RECORDS SUPPLIED:
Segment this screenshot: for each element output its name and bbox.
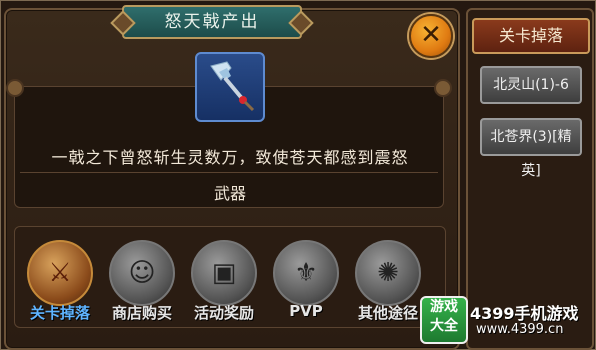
source-label: 商店购买 [111,304,172,322]
tab-stage-drop[interactable]: 关卡掉落 [472,18,590,54]
dialog-title-text: 怒天戟产出 [164,12,260,32]
item-description: 一戟之下曾怒斩生灵数万，致使苍天都感到震怒 [51,148,409,167]
merchant-icon: ☺ [109,240,175,306]
source-label: PVP [289,302,323,320]
stage-button-2[interactable]: 北苍界(3)[精英] [480,118,582,179]
box-right-ornament [434,79,452,97]
stage-button-1[interactable]: 北灵山(1)-6 [480,66,582,104]
dialog-title: 怒天戟产出 [110,5,314,39]
swirl-icon: ✺ [355,240,421,306]
badge-line-1: 游戏 [430,299,458,315]
source-stage-drop-button[interactable]: ⚔ 关卡掉落 [24,240,96,340]
item-icon-halberd[interactable] [195,52,265,122]
source-shop-button[interactable]: ☺ 商店购买 [106,240,178,340]
source-label: 其他途径 [357,304,418,322]
watermark-badge: 游戏 大全 [420,296,468,344]
source-pvp-button[interactable]: ⚜ PVP [270,240,342,340]
source-other-button[interactable]: ✺ 其他途径 [352,240,424,340]
source-label: 活动奖励 [193,304,254,322]
box-left-ornament [6,79,24,97]
source-label: 关卡掉落 [29,304,90,322]
source-event-button[interactable]: ▣ 活动奖励 [188,240,260,340]
treasure-chest-icon: ▣ [191,240,257,306]
info-divider [20,172,438,173]
close-icon: ✕ [420,20,442,50]
crossed-swords-icon: ⚔ [27,240,93,306]
close-button[interactable]: ✕ [409,14,453,58]
watermark-brand: 4399手机游戏 [470,304,579,323]
watermark-url: www.4399.cn [476,322,564,337]
badge-line-2: 大全 [430,318,458,334]
pvp-mask-icon: ⚜ [273,240,339,306]
item-type: 武器 [213,184,246,203]
halberd-icon [210,61,255,112]
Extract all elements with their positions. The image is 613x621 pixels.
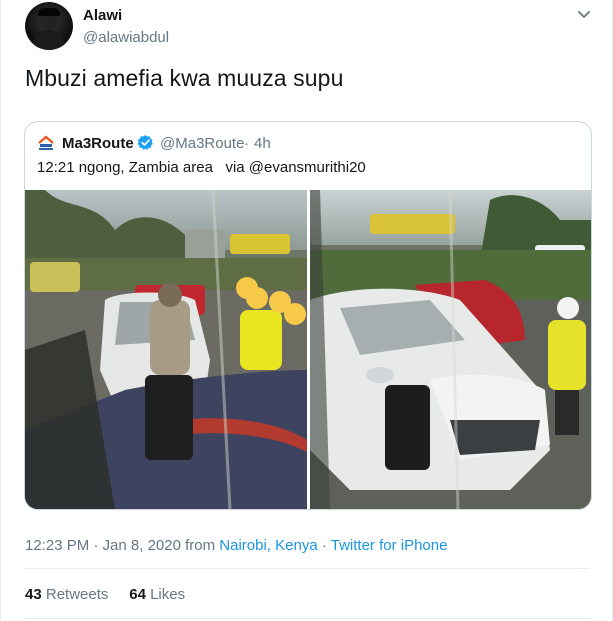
tweet-text: Mbuzi amefia kwa muuza supu [25, 65, 344, 91]
author-name[interactable]: Alawi [83, 7, 122, 24]
tweet-source-link[interactable]: Twitter for iPhone [331, 537, 448, 554]
divider [25, 568, 590, 569]
quoted-timestamp[interactable]: 4h [254, 135, 271, 152]
tweet-meta: 12:23 PM · Jan 8, 2020 from Nairobi, Ken… [25, 537, 447, 554]
accident-photo-right[interactable] [310, 190, 591, 509]
avatar[interactable] [25, 2, 73, 50]
tweet-datetime[interactable]: 12:23 PM · Jan 8, 2020 from [25, 537, 219, 554]
tweet-stats: 43 Retweets 64 Likes [25, 586, 185, 603]
tweet-card: Alawi @alawiabdul Mbuzi amefia kwa muuza… [0, 0, 613, 621]
meta-separator: · [317, 537, 331, 554]
accident-photo-left[interactable] [25, 190, 307, 509]
ma3route-logo-icon [37, 134, 55, 152]
likes-label: Likes [150, 586, 186, 603]
quoted-tweet[interactable]: Ma3Route @Ma3Route · 4h 12:21 ngong, Zam… [24, 121, 592, 510]
divider-bottom [25, 618, 590, 619]
author-handle[interactable]: @alawiabdul [83, 29, 169, 46]
retweets-count: 43 [25, 586, 42, 603]
likes-stat[interactable]: 64 Likes [129, 586, 185, 603]
likes-count: 64 [129, 586, 146, 603]
retweets-stat[interactable]: 43 Retweets [25, 586, 108, 603]
tweet-location-link[interactable]: Nairobi, Kenya [219, 537, 317, 554]
chevron-down-icon[interactable] [577, 10, 591, 20]
verified-badge-icon [137, 135, 153, 150]
quoted-text: 12:21 ngong, Zambia area via @evansmurit… [37, 159, 366, 176]
separator-dot: · [244, 135, 249, 152]
retweets-label: Retweets [45, 586, 109, 603]
quoted-author-name[interactable]: Ma3Route [62, 135, 134, 152]
quoted-author-handle[interactable]: @Ma3Route [160, 135, 244, 152]
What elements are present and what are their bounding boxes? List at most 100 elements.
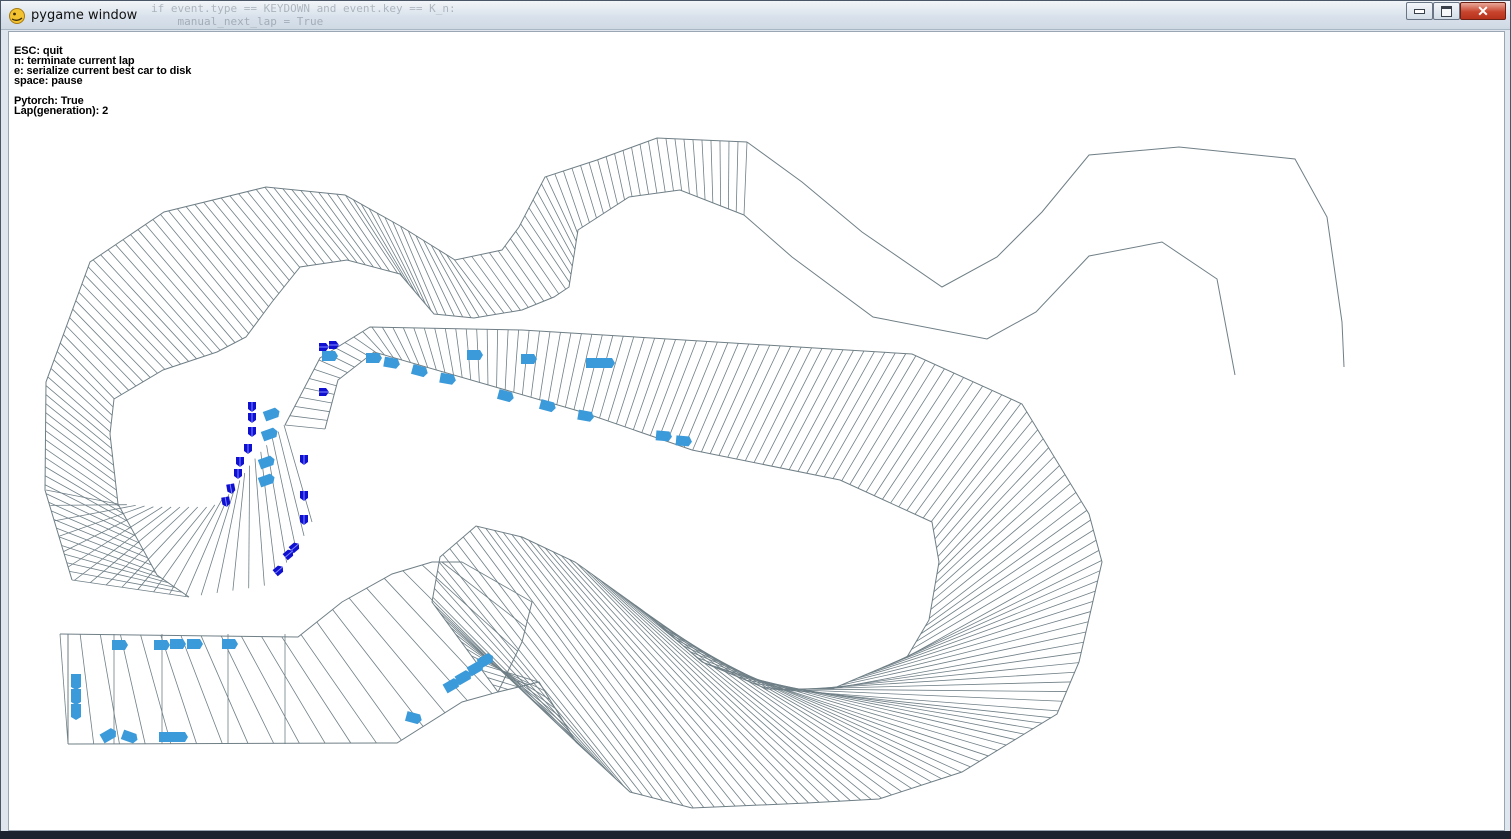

WRITTEN INSTRUCTION: Copy out every one of the lines above word for word, but leave out the pictures.

COMPLETE RESPONSE:
Segment this screenshot: for each element output its name and bbox.
source-label: 商店购买 [111,304,172,322]
tab-stage-drop[interactable]: 关卡掉落 [472,18,590,54]
dialog-title-text: 怒天戟产出 [164,12,260,32]
item-description: 一戟之下曾怒斩生灵数万，致使苍天都感到震怒 [51,148,409,167]
merchant-icon: ☺ [109,240,175,306]
source-label: PVP [289,302,323,320]
stage-button-2[interactable]: 北苍界(3)[精英] [480,118,582,179]
box-right-ornament [434,79,452,97]
stage-button-1[interactable]: 北灵山(1)-6 [480,66,582,104]
dialog-title: 怒天戟产出 [110,5,314,39]
swirl-icon: ✺ [355,240,421,306]
badge-line-1: 游戏 [430,299,458,315]
source-stage-drop-button[interactable]: ⚔ 关卡掉落 [24,240,96,340]
item-icon-halberd[interactable] [195,52,265,122]
source-shop-button[interactable]: ☺ 商店购买 [106,240,178,340]
source-label: 其他途径 [357,304,418,322]
watermark-badge: 游戏 大全 [420,296,468,344]
source-pvp-button[interactable]: ⚜ PVP [270,240,342,340]
source-other-button[interactable]: ✺ 其他途径 [352,240,424,340]
source-label: 活动奖励 [193,304,254,322]
box-left-ornament [6,79,24,97]
source-label: 关卡掉落 [29,304,90,322]
source-event-button[interactable]: ▣ 活动奖励 [188,240,260,340]
treasure-chest-icon: ▣ [191,240,257,306]
info-divider [20,172,438,173]
close-icon: ✕ [420,20,442,50]
crossed-swords-icon: ⚔ [27,240,93,306]
close-button[interactable]: ✕ [409,14,453,58]
watermark-brand: 4399手机游戏 [470,304,579,323]
watermark-url: www.4399.cn [476,322,564,337]
badge-line-2: 大全 [430,318,458,334]
pvp-mask-icon: ⚜ [273,240,339,306]
item-type: 武器 [213,184,246,203]
halberd-icon [210,61,255,112]
Extract all elements with their positions. The image is 613x621 pixels.
tweet-text: Mbuzi amefia kwa muuza supu [25, 65, 344, 91]
author-name[interactable]: Alawi [83, 7, 122, 24]
tweet-source-link[interactable]: Twitter for iPhone [331, 537, 448, 554]
divider [25, 568, 590, 569]
quoted-timestamp[interactable]: 4h [254, 135, 271, 152]
tweet-meta: 12:23 PM · Jan 8, 2020 from Nairobi, Ken… [25, 537, 447, 554]
accident-photo-right[interactable] [310, 190, 591, 509]
avatar[interactable] [25, 2, 73, 50]
tweet-datetime[interactable]: 12:23 PM · Jan 8, 2020 from [25, 537, 219, 554]
tweet-stats: 43 Retweets 64 Likes [25, 586, 185, 603]
tweet-card: Alawi @alawiabdul Mbuzi amefia kwa muuza… [0, 0, 613, 621]
meta-separator: · [317, 537, 331, 554]
accident-photo-left[interactable] [25, 190, 307, 509]
ma3route-logo-icon [37, 134, 55, 152]
likes-label: Likes [150, 586, 186, 603]
quoted-tweet[interactable]: Ma3Route @Ma3Route · 4h 12:21 ngong, Zam… [24, 121, 592, 510]
divider-bottom [25, 618, 590, 619]
author-handle[interactable]: @alawiabdul [83, 29, 169, 46]
retweets-count: 43 [25, 586, 42, 603]
likes-stat[interactable]: 64 Likes [129, 586, 185, 603]
likes-count: 64 [129, 586, 146, 603]
retweets-stat[interactable]: 43 Retweets [25, 586, 108, 603]
tweet-location-link[interactable]: Nairobi, Kenya [219, 537, 317, 554]
chevron-down-icon[interactable] [577, 10, 591, 20]
verified-badge-icon [137, 135, 153, 150]
quoted-text: 12:21 ngong, Zambia area via @evansmurit… [37, 159, 366, 176]
separator-dot: · [244, 135, 249, 152]
retweets-label: Retweets [45, 586, 109, 603]
quoted-author-name[interactable]: Ma3Route [62, 135, 134, 152]
quoted-author-handle[interactable]: @Ma3Route [160, 135, 244, 152]
What elements are present and what are their bounding boxes? List at most 100 elements.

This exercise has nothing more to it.